Translate this sentence from the forum posts about infertility into German: "Obviously, in some contexts like work I would be more polite/guarded."

Passage to read:
╔══

Phrenologistsfinger · 23/05/2022 18:39

Depends on the context/rudeness of the question. I tend towards honesty so I might say all my babies died, I’ve been pregnant ten times but no baby, we are doing IVF, we are dealing with infertility or we are ‘working on it’.

if people ask the question it’s on them to deal with whatever answer I choose to give. Obviously, in some contexts like work I would be more polite/guarded.

RosieRainbow1986 · 23/05/2022 18:39

This is a really tricky one and before I had a miscarriage I'd always say we're happy as we are. But since the miscarriage it's obvious we're trying and want a baby, so in work I tend to be a bit more open about it when it comes up as all of my colleagues know about the miscarriage. Only very close friends and my mum knew about our struggles previously and even then not the full extent.

╚══

Extracted material:
╔══

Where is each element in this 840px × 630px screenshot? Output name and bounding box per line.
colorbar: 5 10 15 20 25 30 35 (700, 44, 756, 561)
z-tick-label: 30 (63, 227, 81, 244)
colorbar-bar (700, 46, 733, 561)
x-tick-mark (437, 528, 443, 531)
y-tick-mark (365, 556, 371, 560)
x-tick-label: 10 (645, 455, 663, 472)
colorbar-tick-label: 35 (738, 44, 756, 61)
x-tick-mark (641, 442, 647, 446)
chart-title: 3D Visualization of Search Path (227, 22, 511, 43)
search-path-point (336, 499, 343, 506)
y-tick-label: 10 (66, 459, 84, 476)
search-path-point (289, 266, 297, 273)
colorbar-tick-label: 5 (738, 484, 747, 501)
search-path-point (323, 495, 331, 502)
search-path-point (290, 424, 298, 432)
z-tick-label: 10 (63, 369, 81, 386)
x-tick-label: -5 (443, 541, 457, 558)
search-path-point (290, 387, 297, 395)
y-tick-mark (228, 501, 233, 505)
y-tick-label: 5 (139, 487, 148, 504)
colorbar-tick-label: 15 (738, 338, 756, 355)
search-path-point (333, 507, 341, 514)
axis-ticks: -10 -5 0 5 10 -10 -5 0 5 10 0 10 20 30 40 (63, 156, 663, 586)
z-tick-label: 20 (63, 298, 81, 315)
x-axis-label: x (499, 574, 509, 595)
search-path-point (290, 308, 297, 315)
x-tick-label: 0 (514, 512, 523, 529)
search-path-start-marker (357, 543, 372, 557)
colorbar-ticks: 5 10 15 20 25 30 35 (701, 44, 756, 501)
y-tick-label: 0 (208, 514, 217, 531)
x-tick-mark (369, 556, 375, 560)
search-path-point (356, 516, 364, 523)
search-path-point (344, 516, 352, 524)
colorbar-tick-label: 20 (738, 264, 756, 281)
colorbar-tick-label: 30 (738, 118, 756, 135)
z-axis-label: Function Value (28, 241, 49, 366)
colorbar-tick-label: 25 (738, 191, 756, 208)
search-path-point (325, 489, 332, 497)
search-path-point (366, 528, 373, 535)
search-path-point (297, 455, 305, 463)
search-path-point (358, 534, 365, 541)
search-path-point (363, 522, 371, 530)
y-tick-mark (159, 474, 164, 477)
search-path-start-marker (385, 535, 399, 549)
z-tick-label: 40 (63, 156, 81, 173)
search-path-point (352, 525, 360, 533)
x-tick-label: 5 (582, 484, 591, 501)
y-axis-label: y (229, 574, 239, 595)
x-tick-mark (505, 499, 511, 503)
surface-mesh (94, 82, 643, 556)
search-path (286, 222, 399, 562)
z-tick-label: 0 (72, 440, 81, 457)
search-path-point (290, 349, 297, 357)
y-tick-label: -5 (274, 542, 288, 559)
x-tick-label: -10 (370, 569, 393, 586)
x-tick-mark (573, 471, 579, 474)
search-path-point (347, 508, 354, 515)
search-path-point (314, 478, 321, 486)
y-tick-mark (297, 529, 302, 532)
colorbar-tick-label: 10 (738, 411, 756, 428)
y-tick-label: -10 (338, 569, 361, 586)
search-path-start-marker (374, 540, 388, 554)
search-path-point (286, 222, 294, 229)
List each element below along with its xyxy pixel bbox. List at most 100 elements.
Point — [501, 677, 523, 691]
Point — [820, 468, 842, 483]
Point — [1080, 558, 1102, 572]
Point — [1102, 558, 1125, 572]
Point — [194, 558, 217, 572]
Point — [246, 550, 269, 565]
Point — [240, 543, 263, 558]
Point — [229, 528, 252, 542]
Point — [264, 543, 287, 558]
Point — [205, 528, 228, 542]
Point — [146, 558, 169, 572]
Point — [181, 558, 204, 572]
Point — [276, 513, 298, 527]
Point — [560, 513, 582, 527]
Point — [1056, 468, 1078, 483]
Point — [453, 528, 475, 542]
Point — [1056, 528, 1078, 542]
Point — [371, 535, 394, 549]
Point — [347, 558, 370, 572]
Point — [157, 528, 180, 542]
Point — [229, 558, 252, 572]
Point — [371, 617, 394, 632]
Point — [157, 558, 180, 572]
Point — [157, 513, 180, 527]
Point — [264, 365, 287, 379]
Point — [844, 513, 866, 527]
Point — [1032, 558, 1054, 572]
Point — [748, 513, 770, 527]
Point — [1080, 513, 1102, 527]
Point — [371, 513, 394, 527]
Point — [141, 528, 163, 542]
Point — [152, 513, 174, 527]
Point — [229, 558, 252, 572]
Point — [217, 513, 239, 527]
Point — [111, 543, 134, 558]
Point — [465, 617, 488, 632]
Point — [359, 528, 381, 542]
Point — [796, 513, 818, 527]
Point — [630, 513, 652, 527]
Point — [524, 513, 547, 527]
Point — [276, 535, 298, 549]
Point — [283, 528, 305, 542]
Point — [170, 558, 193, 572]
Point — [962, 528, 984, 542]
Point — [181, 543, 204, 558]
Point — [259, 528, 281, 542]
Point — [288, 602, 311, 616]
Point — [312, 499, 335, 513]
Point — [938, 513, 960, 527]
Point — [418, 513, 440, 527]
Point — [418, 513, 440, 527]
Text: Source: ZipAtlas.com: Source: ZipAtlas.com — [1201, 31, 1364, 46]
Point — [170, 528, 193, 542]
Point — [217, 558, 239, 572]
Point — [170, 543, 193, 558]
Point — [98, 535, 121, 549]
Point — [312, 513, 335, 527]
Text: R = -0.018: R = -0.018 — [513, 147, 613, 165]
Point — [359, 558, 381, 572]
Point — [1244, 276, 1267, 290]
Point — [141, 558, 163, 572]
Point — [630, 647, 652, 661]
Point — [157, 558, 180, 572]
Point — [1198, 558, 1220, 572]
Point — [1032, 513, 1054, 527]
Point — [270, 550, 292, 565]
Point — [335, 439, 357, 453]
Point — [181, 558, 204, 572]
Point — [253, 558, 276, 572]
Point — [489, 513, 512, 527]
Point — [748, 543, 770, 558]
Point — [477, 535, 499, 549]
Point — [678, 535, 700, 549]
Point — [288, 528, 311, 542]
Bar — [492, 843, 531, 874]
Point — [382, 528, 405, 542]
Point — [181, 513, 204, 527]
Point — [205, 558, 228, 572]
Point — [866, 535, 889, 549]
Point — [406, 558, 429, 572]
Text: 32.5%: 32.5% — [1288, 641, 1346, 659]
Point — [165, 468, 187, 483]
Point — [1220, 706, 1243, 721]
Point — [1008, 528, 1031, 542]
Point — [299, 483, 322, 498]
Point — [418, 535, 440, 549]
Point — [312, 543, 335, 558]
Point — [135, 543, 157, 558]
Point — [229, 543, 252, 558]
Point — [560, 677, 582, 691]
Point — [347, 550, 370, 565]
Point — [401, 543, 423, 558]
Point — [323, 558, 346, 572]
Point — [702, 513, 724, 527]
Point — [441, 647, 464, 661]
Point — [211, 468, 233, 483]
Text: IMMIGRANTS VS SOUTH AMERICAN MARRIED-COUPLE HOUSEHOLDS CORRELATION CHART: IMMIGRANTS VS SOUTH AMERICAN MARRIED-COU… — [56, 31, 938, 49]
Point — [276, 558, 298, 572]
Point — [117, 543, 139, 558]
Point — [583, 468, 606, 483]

╚══

Answer to the problem: Natürlich wäre ich in manchen Kontexten, etwa bei der Arbeit, höflicher/zurückhaltender.